## Instruction
Retype all the entries word for word, but omit the pictures.
## Begin Records for this exercise
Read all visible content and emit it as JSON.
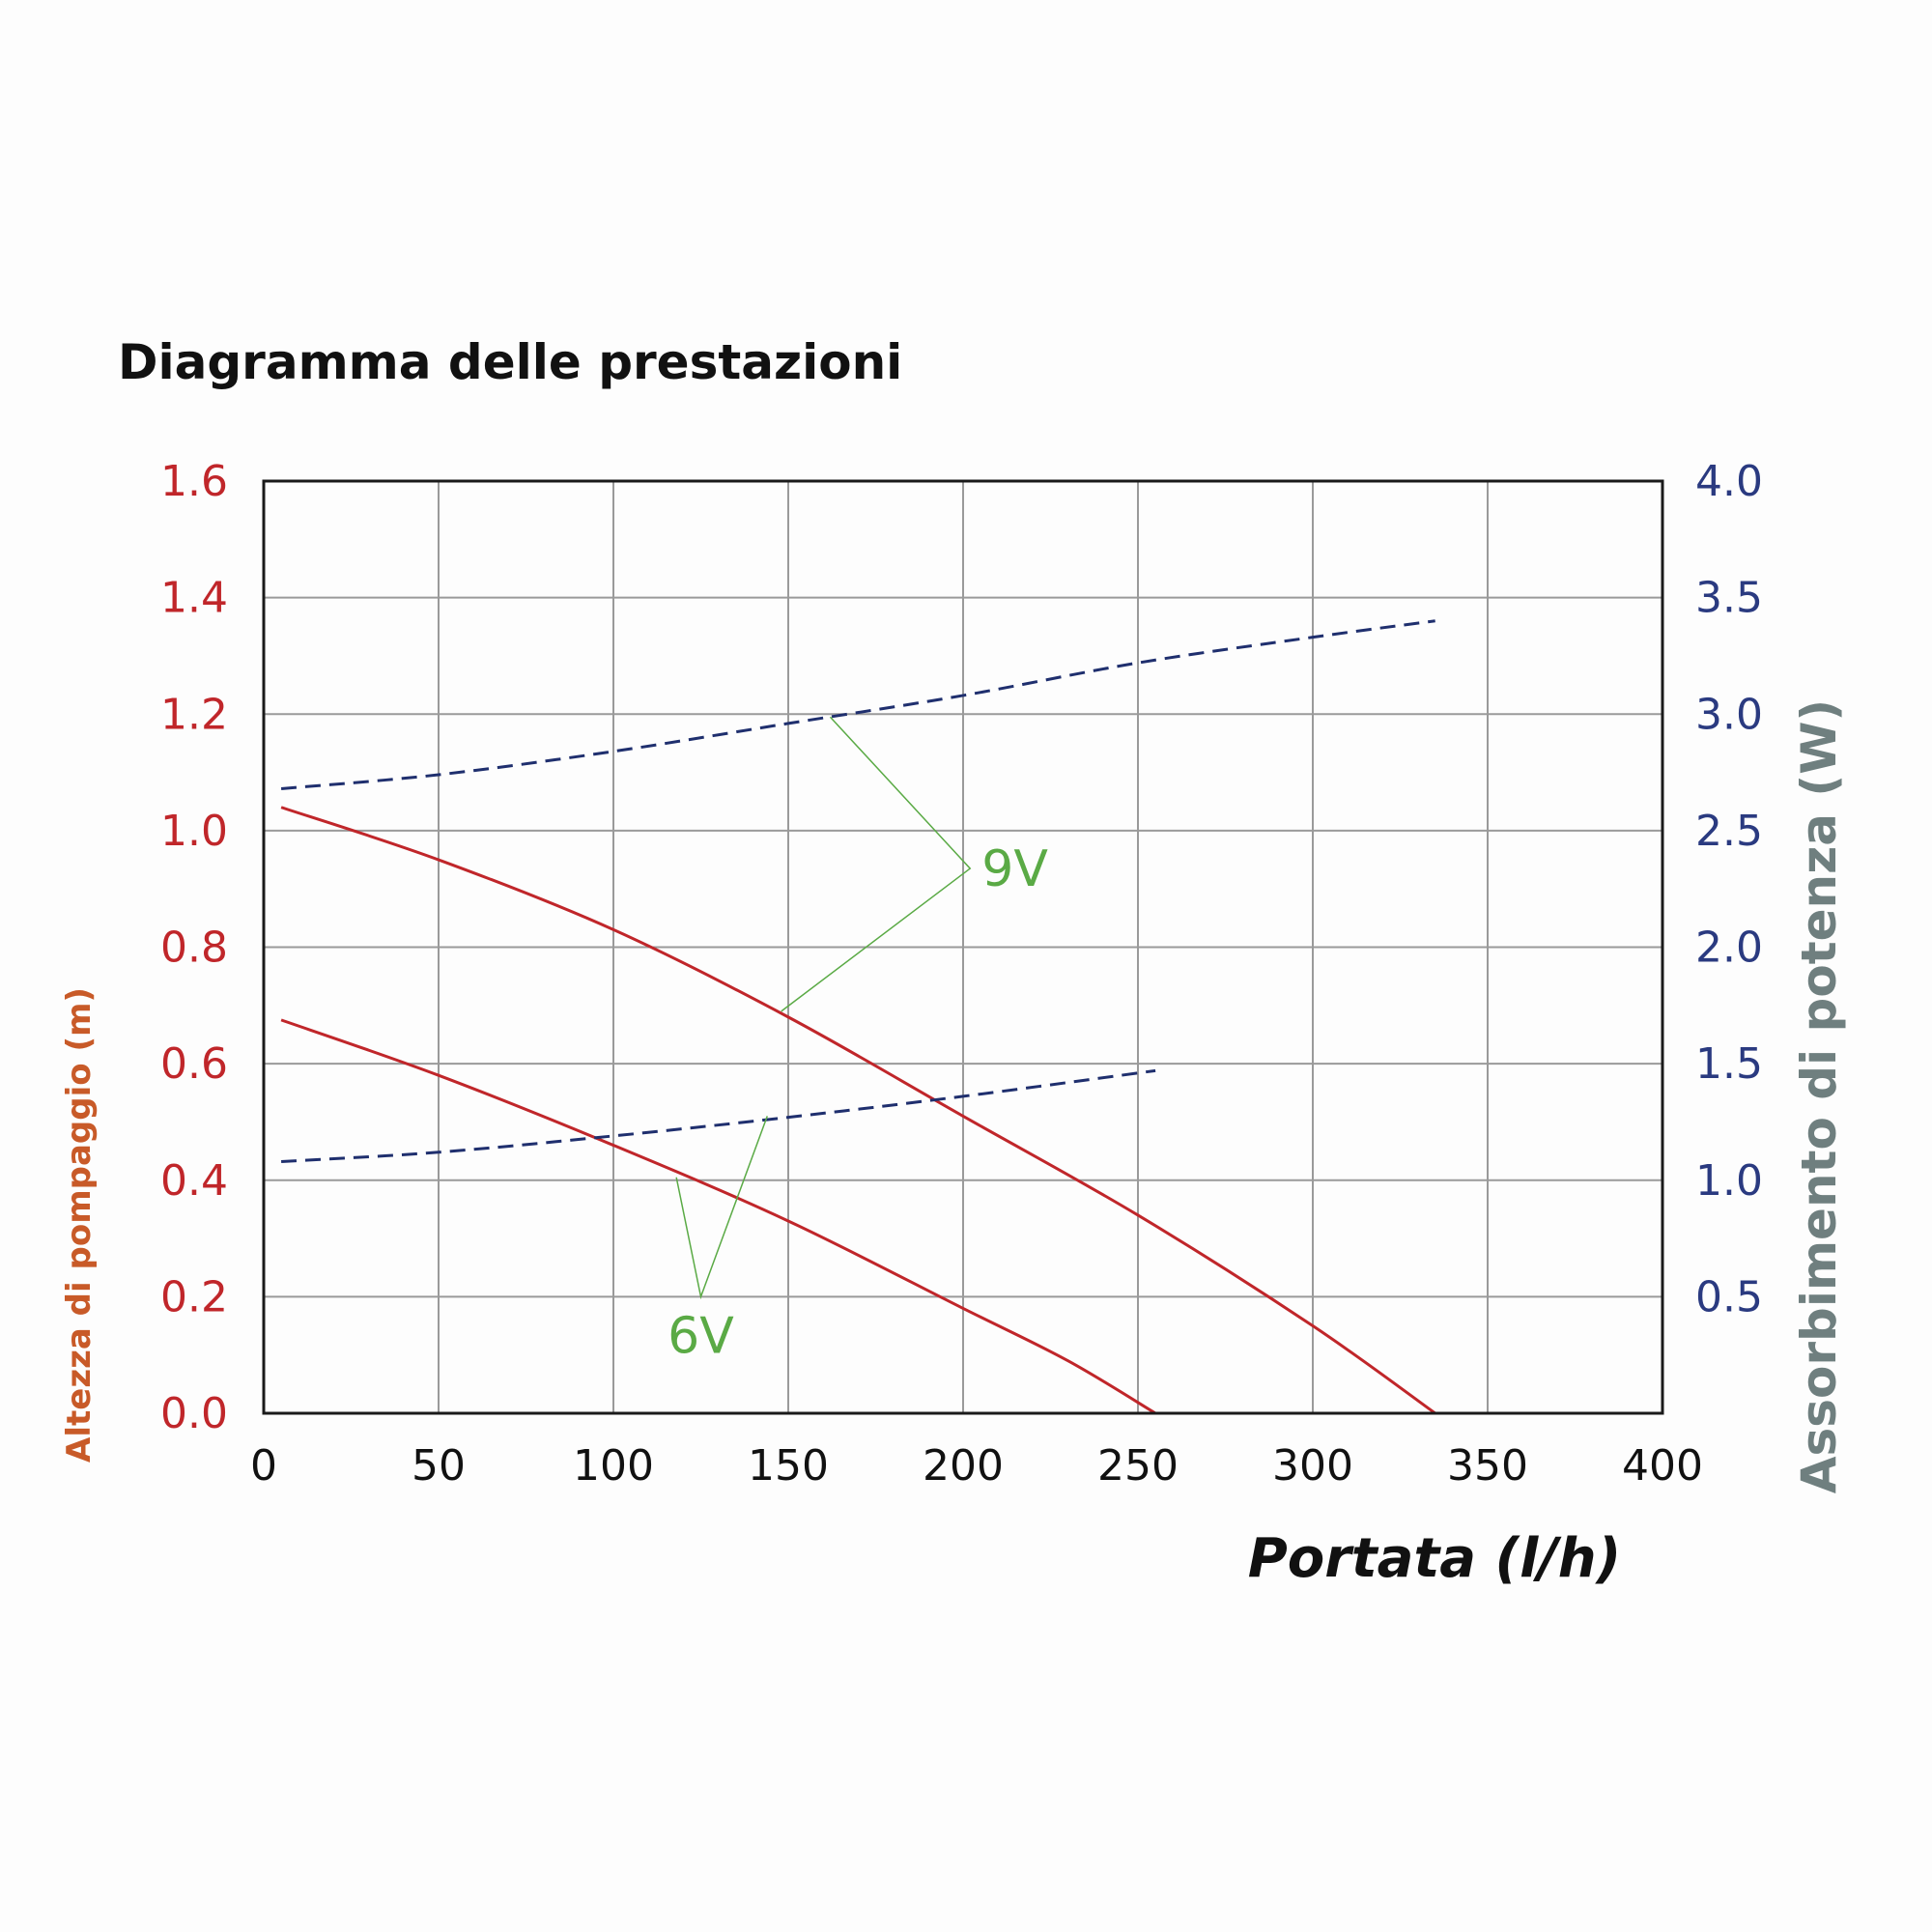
{
  "chart_data": {
    "type": "line",
    "title": "Diagramma delle prestazioni",
    "xlabel": "Portata (l/h)",
    "ylabel_left": "Altezza di pompaggio (m)",
    "ylabel_right": "Assorbimento di potenza (W)",
    "xlim": [
      0,
      400
    ],
    "ylim_left": [
      0,
      1.6
    ],
    "ylim_right": [
      0,
      4.0
    ],
    "x_ticks": [
      "0",
      "50",
      "100",
      "150",
      "200",
      "250",
      "300",
      "350",
      "400"
    ],
    "y_left_ticks": [
      "0.0",
      "0.2",
      "0.4",
      "0.6",
      "0.8",
      "1.0",
      "1.2",
      "1.4",
      "1.6"
    ],
    "y_right_ticks": [
      "0.5",
      "1.0",
      "1.5",
      "2.0",
      "2.5",
      "3.0",
      "3.5",
      "4.0"
    ],
    "grid": true,
    "colors": {
      "head": "#c0262a",
      "power": "#1f2f6e",
      "annotation": "#5aaa45",
      "left_tick": "#c0262a",
      "left_label": "#c85a28",
      "right_tick": "#2a3a80",
      "right_label": "#6f7f7f",
      "grid": "#9a9a9a",
      "frame": "#1a1a1a"
    },
    "series": [
      {
        "axis": "left",
        "style": "solid",
        "color": "#c0262a",
        "x": [
          5,
          50,
          100,
          150,
          200,
          250,
          300,
          335
        ],
        "y": [
          1.04,
          0.95,
          0.83,
          0.68,
          0.51,
          0.34,
          0.15,
          0.0
        ]
      },
      {
        "axis": "left",
        "style": "solid",
        "color": "#c0262a",
        "x": [
          5,
          50,
          100,
          150,
          200,
          230,
          255
        ],
        "y": [
          0.675,
          0.58,
          0.46,
          0.33,
          0.18,
          0.09,
          0.0
        ]
      },
      {
        "axis": "right",
        "style": "dashed",
        "color": "#1f2f6e",
        "x": [
          5,
          50,
          100,
          150,
          200,
          250,
          300,
          335
        ],
        "y": [
          2.68,
          2.74,
          2.84,
          2.96,
          3.08,
          3.22,
          3.33,
          3.4
        ]
      },
      {
        "axis": "right",
        "style": "dashed",
        "color": "#1f2f6e",
        "x": [
          5,
          50,
          100,
          150,
          200,
          255
        ],
        "y": [
          1.08,
          1.12,
          1.19,
          1.27,
          1.36,
          1.47
        ]
      }
    ],
    "annotations": [
      {
        "text": "9V",
        "label_at": [
          202,
          0.935
        ],
        "pointer": [
          [
            162,
            1.195
          ],
          [
            202,
            0.935
          ],
          [
            148,
            0.69
          ]
        ]
      },
      {
        "text": "6V",
        "label_at": [
          125,
          0.2
        ],
        "pointer": [
          [
            118,
            0.405
          ],
          [
            125,
            0.2
          ],
          [
            144,
            0.51
          ]
        ]
      }
    ]
  }
}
## End Records for this exercise
## Solution to the exercise
Read all visible content and emit it as JSON.
{
  "chart_data": {
    "type": "line",
    "title": "Diagramma delle prestazioni",
    "xlabel": "Portata (l/h)",
    "ylabel_left": "Altezza di pompaggio (m)",
    "ylabel_right": "Assorbimento di potenza (W)",
    "xlim": [
      0,
      400
    ],
    "ylim_left": [
      0,
      1.6
    ],
    "ylim_right": [
      0,
      4.0
    ],
    "x_ticks": [
      "0",
      "50",
      "100",
      "150",
      "200",
      "250",
      "300",
      "350",
      "400"
    ],
    "y_left_ticks": [
      "0.0",
      "0.2",
      "0.4",
      "0.6",
      "0.8",
      "1.0",
      "1.2",
      "1.4",
      "1.6"
    ],
    "y_right_ticks": [
      "0.5",
      "1.0",
      "1.5",
      "2.0",
      "2.5",
      "3.0",
      "3.5",
      "4.0"
    ],
    "grid": true,
    "colors": {
      "head": "#c0262a",
      "power": "#1f2f6e",
      "annotation": "#5aaa45",
      "left_tick": "#c0262a",
      "left_label": "#c85a28",
      "right_tick": "#2a3a80",
      "right_label": "#6f7f7f",
      "grid": "#9a9a9a",
      "frame": "#1a1a1a"
    },
    "series": [
      {
        "axis": "left",
        "style": "solid",
        "color": "#c0262a",
        "x": [
          5,
          50,
          100,
          150,
          200,
          250,
          300,
          335
        ],
        "y": [
          1.04,
          0.95,
          0.83,
          0.68,
          0.51,
          0.34,
          0.15,
          0.0
        ]
      },
      {
        "axis": "left",
        "style": "solid",
        "color": "#c0262a",
        "x": [
          5,
          50,
          100,
          150,
          200,
          230,
          255
        ],
        "y": [
          0.675,
          0.58,
          0.46,
          0.33,
          0.18,
          0.09,
          0.0
        ]
      },
      {
        "axis": "right",
        "style": "dashed",
        "color": "#1f2f6e",
        "x": [
          5,
          50,
          100,
          150,
          200,
          250,
          300,
          335
        ],
        "y": [
          2.68,
          2.74,
          2.84,
          2.96,
          3.08,
          3.22,
          3.33,
          3.4
        ]
      },
      {
        "axis": "right",
        "style": "dashed",
        "color": "#1f2f6e",
        "x": [
          5,
          50,
          100,
          150,
          200,
          255
        ],
        "y": [
          1.08,
          1.12,
          1.19,
          1.27,
          1.36,
          1.47
        ]
      }
    ],
    "annotations": [
      {
        "text": "9V",
        "label_at": [
          202,
          0.935
        ],
        "pointer": [
          [
            162,
            1.195
          ],
          [
            202,
            0.935
          ],
          [
            148,
            0.69
          ]
        ]
      },
      {
        "text": "6V",
        "label_at": [
          125,
          0.2
        ],
        "pointer": [
          [
            118,
            0.405
          ],
          [
            125,
            0.2
          ],
          [
            144,
            0.51
          ]
        ]
      }
    ]
  }
}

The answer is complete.